* [SUPPLIED ENTRIES]

▬▬▬▬▬▬

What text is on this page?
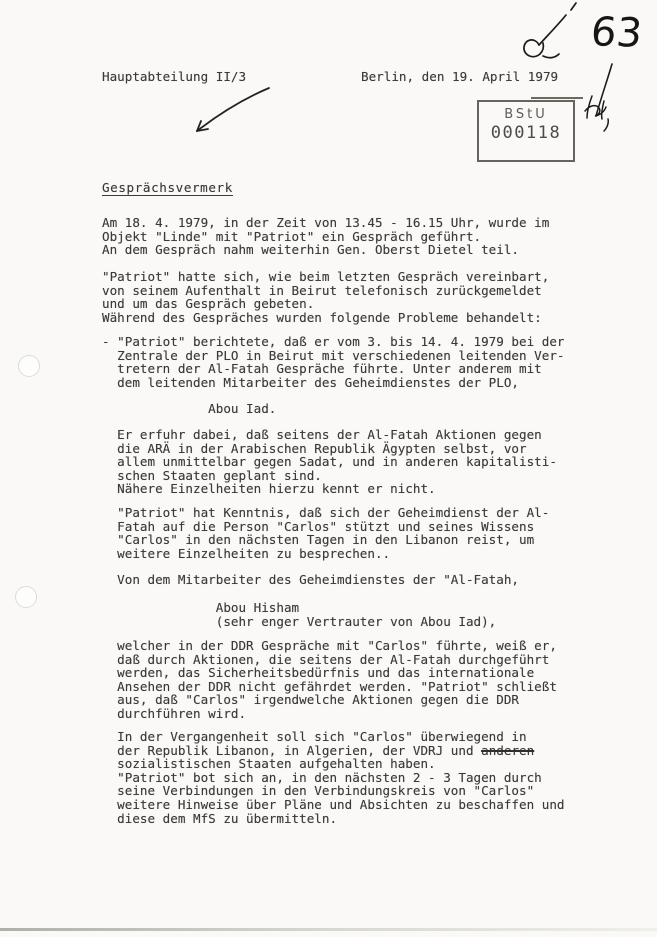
Hauptabteilung II/3	Berlin, den 19. April 1979
63
BStU
000118
Gesprächsvermerk
Am 18. 4. 1979, in der Zeit von 13.45 - 16.15 Uhr, wurde im
Objekt "Linde" mit "Patriot" ein Gespräch geführt.
An dem Gespräch nahm weiterhin Gen. Oberst Dietel teil.
"Patriot" hatte sich, wie beim letzten Gespräch vereinbart,
von seinem Aufenthalt in Beirut telefonisch zurückgemeldet
und um das Gespräch gebeten.
Während des Gespräches wurden folgende Probleme behandelt:
- "Patriot" berichtete, daß er vom 3. bis 14. 4. 1979 bei der
Zentrale der PLO in Beirut mit verschiedenen leitenden Ver-
tretern der Al-Fatah Gespräche führte. Unter anderem mit
dem leitenden Mitarbeiter des Geheimdienstes der PLO,
Abou Iad.
Er erfuhr dabei, daß seitens der Al-Fatah Aktionen gegen
die ARÄ in der Arabischen Republik Ägypten selbst, vor
allem unmittelbar gegen Sadat, und in anderen kapitalisti-
schen Staaten geplant sind.
Nähere Einzelheiten hierzu kennt er nicht.
"Patriot" hat Kenntnis, daß sich der Geheimdienst der Al-
Fatah auf die Person "Carlos" stützt und seines Wissens
"Carlos" in den nächsten Tagen in den Libanon reist, um
weitere Einzelheiten zu besprechen..
Von dem Mitarbeiter des Geheimdienstes der "Al-Fatah,
Abou Hisham
(sehr enger Vertrauter von Abou Iad),
welcher in der DDR Gespräche mit "Carlos" führte, weiß er,
daß durch Aktionen, die seitens der Al-Fatah durchgeführt
werden, das Sicherheitsbedürfnis und das internationale
Ansehen der DDR nicht gefährdet werden. "Patriot" schließt
aus, daß "Carlos" irgendwelche Aktionen gegen die DDR
durchführen wird.
In der Vergangenheit soll sich "Carlos" überwiegend in
der Republik Libanon, in Algerien, der VDRJ und anderen
sozialistischen Staaten aufgehalten haben.
"Patriot" bot sich an, in den nächsten 2 - 3 Tagen durch
seine Verbindungen in den Verbindungskreis von "Carlos"
weitere Hinweise über Pläne und Absichten zu beschaffen und
diese dem MfS zu übermitteln.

▬▬▬▬▬▬

* [TASK REQUIREMENTS] Give only the number of lines in the material above that include the word "nicht".

* [COMPLETED EXERCISE] 2